-- begin GIVEN INFORMATION --
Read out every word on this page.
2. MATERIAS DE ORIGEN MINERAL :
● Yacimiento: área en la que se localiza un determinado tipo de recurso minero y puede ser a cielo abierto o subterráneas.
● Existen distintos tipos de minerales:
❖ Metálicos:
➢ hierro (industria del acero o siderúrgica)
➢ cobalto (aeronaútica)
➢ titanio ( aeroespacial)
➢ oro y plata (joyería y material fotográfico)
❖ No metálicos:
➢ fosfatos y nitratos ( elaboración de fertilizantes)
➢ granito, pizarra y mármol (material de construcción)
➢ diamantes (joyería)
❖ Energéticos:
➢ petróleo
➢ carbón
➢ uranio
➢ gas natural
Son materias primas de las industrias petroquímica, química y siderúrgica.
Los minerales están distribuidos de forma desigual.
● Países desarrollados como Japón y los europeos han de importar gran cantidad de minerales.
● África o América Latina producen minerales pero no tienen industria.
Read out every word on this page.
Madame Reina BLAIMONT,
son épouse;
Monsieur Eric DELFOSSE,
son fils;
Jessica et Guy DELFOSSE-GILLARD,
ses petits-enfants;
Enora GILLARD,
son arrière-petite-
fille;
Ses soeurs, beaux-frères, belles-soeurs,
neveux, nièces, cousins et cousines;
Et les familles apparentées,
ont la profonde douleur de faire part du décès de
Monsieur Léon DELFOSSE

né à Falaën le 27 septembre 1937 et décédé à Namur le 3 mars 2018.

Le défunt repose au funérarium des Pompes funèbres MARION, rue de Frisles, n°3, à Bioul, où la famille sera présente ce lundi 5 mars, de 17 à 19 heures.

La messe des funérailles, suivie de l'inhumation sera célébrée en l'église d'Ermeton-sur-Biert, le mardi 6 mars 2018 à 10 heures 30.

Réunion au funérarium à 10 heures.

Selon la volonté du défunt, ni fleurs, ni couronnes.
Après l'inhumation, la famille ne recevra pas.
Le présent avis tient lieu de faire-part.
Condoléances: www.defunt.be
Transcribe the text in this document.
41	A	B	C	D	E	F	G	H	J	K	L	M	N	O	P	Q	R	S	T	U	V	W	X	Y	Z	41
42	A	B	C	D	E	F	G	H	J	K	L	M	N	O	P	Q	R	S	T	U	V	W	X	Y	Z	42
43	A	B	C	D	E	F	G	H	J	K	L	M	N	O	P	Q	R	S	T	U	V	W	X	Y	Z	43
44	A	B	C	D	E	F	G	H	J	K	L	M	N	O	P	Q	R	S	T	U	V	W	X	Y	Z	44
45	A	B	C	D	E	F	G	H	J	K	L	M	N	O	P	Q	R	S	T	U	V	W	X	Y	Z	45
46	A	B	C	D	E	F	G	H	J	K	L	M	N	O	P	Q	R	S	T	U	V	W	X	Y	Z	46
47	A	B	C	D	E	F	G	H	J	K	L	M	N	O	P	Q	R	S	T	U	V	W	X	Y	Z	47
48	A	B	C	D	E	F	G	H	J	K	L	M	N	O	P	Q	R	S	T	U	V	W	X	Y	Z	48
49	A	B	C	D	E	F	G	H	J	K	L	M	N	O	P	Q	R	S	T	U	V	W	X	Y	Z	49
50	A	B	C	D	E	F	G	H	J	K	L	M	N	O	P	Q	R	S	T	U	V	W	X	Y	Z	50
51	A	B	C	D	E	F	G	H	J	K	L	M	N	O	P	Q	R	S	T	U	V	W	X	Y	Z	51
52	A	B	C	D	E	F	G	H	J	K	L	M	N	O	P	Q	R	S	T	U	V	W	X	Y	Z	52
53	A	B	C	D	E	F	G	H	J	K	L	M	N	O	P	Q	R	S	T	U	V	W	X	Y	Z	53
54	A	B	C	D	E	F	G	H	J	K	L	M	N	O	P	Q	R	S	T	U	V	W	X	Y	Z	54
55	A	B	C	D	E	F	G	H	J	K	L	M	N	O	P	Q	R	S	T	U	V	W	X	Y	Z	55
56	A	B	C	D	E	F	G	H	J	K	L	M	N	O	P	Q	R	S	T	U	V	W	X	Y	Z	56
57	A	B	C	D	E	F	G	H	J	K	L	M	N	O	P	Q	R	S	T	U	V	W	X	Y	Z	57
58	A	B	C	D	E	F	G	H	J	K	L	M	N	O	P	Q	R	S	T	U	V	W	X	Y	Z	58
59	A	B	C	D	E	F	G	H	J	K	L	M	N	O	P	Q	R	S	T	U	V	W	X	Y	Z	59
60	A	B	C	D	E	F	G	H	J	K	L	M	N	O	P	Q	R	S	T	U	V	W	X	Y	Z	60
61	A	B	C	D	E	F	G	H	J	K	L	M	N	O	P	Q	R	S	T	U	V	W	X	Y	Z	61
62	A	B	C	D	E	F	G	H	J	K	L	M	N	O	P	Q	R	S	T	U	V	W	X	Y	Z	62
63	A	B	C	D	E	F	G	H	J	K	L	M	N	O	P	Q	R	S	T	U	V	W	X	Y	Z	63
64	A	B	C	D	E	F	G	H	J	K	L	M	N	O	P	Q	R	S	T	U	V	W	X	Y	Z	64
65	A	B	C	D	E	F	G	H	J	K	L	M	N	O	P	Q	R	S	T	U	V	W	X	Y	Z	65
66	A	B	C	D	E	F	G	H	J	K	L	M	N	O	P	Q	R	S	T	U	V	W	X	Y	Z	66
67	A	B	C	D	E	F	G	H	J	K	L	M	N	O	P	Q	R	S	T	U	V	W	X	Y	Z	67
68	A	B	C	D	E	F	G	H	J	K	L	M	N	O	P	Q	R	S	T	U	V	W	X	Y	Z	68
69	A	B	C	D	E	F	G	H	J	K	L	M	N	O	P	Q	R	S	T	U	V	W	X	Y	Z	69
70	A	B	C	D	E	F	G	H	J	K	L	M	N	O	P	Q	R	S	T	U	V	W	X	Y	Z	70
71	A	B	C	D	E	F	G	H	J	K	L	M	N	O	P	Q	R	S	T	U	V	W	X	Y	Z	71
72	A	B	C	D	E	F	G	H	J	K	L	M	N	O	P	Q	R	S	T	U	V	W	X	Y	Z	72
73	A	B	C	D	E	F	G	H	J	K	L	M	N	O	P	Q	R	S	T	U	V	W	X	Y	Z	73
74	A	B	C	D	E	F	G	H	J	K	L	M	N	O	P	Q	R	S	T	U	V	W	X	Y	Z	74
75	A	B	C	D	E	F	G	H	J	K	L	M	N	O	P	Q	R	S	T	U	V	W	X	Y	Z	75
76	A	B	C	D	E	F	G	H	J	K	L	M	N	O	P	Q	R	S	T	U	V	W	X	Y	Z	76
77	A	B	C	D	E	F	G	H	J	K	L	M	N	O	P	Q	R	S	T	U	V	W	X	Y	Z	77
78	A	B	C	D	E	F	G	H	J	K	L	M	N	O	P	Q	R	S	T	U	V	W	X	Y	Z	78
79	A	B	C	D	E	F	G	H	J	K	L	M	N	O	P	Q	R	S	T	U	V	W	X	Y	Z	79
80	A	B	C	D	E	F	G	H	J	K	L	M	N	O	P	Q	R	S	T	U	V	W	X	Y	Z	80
-- end GIVEN INFORMATION --
(TO BE DONE): Repeat the records above exactly as they appear.

(SOLUTION TO THIS EXERCISE):
Read out every word on this page.
2. MATERIAS DE ORIGEN MINERAL :
● Yacimiento: área en la que se localiza un determinado tipo de recurso minero y puede ser a cielo abierto o subterráneas.
● Existen distintos tipos de minerales:
❖ Metálicos:
➢ hierro (industria del acero o siderúrgica)
➢ cobalto (aeronaútica)
➢ titanio ( aeroespacial)
➢ oro y plata (joyería y material fotográfico)
❖ No metálicos:
➢ fosfatos y nitratos ( elaboración de fertilizantes)
➢ granito, pizarra y mármol (material de construcción)
➢ diamantes (joyería)
❖ Energéticos:
➢ petróleo
➢ carbón
➢ uranio
➢ gas natural
Son materias primas de las industrias petroquímica, química y siderúrgica.
Los minerales están distribuidos de forma desigual.
● Países desarrollados como Japón y los europeos han de importar gran cantidad de minerales.
● África o América Latina producen minerales pero no tienen industria.
Read out every word on this page.
Madame Reina BLAIMONT,
son épouse;
Monsieur Eric DELFOSSE,
son fils;
Jessica et Guy DELFOSSE-GILLARD,
ses petits-enfants;
Enora GILLARD,
son arrière-petite-
fille;
Ses soeurs, beaux-frères, belles-soeurs,
neveux, nièces, cousins et cousines;
Et les familles apparentées,
ont la profonde douleur de faire part du décès de
Monsieur Léon DELFOSSE

né à Falaën le 27 septembre 1937 et décédé à Namur le 3 mars 2018.

Le défunt repose au funérarium des Pompes funèbres MARION, rue de Frisles, n°3, à Bioul, où la famille sera présente ce lundi 5 mars, de 17 à 19 heures.

La messe des funérailles, suivie de l'inhumation sera célébrée en l'église d'Ermeton-sur-Biert, le mardi 6 mars 2018 à 10 heures 30.

Réunion au funérarium à 10 heures.

Selon la volonté du défunt, ni fleurs, ni couronnes.
Après l'inhumation, la famille ne recevra pas.
Le présent avis tient lieu de faire-part.
Condoléances: www.defunt.be
Transcribe the text in this document.
41	A	B	C	D	E	F	G	H	J	K	L	M	N	O	P	Q	R	S	T	U	V	W	X	Y	Z	41
42	A	B	C	D	E	F	G	H	J	K	L	M	N	O	P	Q	R	S	T	U	V	W	X	Y	Z	42
43	A	B	C	D	E	F	G	H	J	K	L	M	N	O	P	Q	R	S	T	U	V	W	X	Y	Z	43
44	A	B	C	D	E	F	G	H	J	K	L	M	N	O	P	Q	R	S	T	U	V	W	X	Y	Z	44
45	A	B	C	D	E	F	G	H	J	K	L	M	N	O	P	Q	R	S	T	U	V	W	X	Y	Z	45
46	A	B	C	D	E	F	G	H	J	K	L	M	N	O	P	Q	R	S	T	U	V	W	X	Y	Z	46
47	A	B	C	D	E	F	G	H	J	K	L	M	N	O	P	Q	R	S	T	U	V	W	X	Y	Z	47
48	A	B	C	D	E	F	G	H	J	K	L	M	N	O	P	Q	R	S	T	U	V	W	X	Y	Z	48
49	A	B	C	D	E	F	G	H	J	K	L	M	N	O	P	Q	R	S	T	U	V	W	X	Y	Z	49
50	A	B	C	D	E	F	G	H	J	K	L	M	N	O	P	Q	R	S	T	U	V	W	X	Y	Z	50
51	A	B	C	D	E	F	G	H	J	K	L	M	N	O	P	Q	R	S	T	U	V	W	X	Y	Z	51
52	A	B	C	D	E	F	G	H	J	K	L	M	N	O	P	Q	R	S	T	U	V	W	X	Y	Z	52
53	A	B	C	D	E	F	G	H	J	K	L	M	N	O	P	Q	R	S	T	U	V	W	X	Y	Z	53
54	A	B	C	D	E	F	G	H	J	K	L	M	N	O	P	Q	R	S	T	U	V	W	X	Y	Z	54
55	A	B	C	D	E	F	G	H	J	K	L	M	N	O	P	Q	R	S	T	U	V	W	X	Y	Z	55
56	A	B	C	D	E	F	G	H	J	K	L	M	N	O	P	Q	R	S	T	U	V	W	X	Y	Z	56
57	A	B	C	D	E	F	G	H	J	K	L	M	N	O	P	Q	R	S	T	U	V	W	X	Y	Z	57
58	A	B	C	D	E	F	G	H	J	K	L	M	N	O	P	Q	R	S	T	U	V	W	X	Y	Z	58
59	A	B	C	D	E	F	G	H	J	K	L	M	N	O	P	Q	R	S	T	U	V	W	X	Y	Z	59
60	A	B	C	D	E	F	G	H	J	K	L	M	N	O	P	Q	R	S	T	U	V	W	X	Y	Z	60
61	A	B	C	D	E	F	G	H	J	K	L	M	N	O	P	Q	R	S	T	U	V	W	X	Y	Z	61
62	A	B	C	D	E	F	G	H	J	K	L	M	N	O	P	Q	R	S	T	U	V	W	X	Y	Z	62
63	A	B	C	D	E	F	G	H	J	K	L	M	N	O	P	Q	R	S	T	U	V	W	X	Y	Z	63
64	A	B	C	D	E	F	G	H	J	K	L	M	N	O	P	Q	R	S	T	U	V	W	X	Y	Z	64
65	A	B	C	D	E	F	G	H	J	K	L	M	N	O	P	Q	R	S	T	U	V	W	X	Y	Z	65
66	A	B	C	D	E	F	G	H	J	K	L	M	N	O	P	Q	R	S	T	U	V	W	X	Y	Z	66
67	A	B	C	D	E	F	G	H	J	K	L	M	N	O	P	Q	R	S	T	U	V	W	X	Y	Z	67
68	A	B	C	D	E	F	G	H	J	K	L	M	N	O	P	Q	R	S	T	U	V	W	X	Y	Z	68
69	A	B	C	D	E	F	G	H	J	K	L	M	N	O	P	Q	R	S	T	U	V	W	X	Y	Z	69
70	A	B	C	D	E	F	G	H	J	K	L	M	N	O	P	Q	R	S	T	U	V	W	X	Y	Z	70
71	A	B	C	D	E	F	G	H	J	K	L	M	N	O	P	Q	R	S	T	U	V	W	X	Y	Z	71
72	A	B	C	D	E	F	G	H	J	K	L	M	N	O	P	Q	R	S	T	U	V	W	X	Y	Z	72
73	A	B	C	D	E	F	G	H	J	K	L	M	N	O	P	Q	R	S	T	U	V	W	X	Y	Z	73
74	A	B	C	D	E	F	G	H	J	K	L	M	N	O	P	Q	R	S	T	U	V	W	X	Y	Z	74
75	A	B	C	D	E	F	G	H	J	K	L	M	N	O	P	Q	R	S	T	U	V	W	X	Y	Z	75
76	A	B	C	D	E	F	G	H	J	K	L	M	N	O	P	Q	R	S	T	U	V	W	X	Y	Z	76
77	A	B	C	D	E	F	G	H	J	K	L	M	N	O	P	Q	R	S	T	U	V	W	X	Y	Z	77
78	A	B	C	D	E	F	G	H	J	K	L	M	N	O	P	Q	R	S	T	U	V	W	X	Y	Z	78
79	A	B	C	D	E	F	G	H	J	K	L	M	N	O	P	Q	R	S	T	U	V	W	X	Y	Z	79
80	A	B	C	D	E	F	G	H	J	K	L	M	N	O	P	Q	R	S	T	U	V	W	X	Y	Z	80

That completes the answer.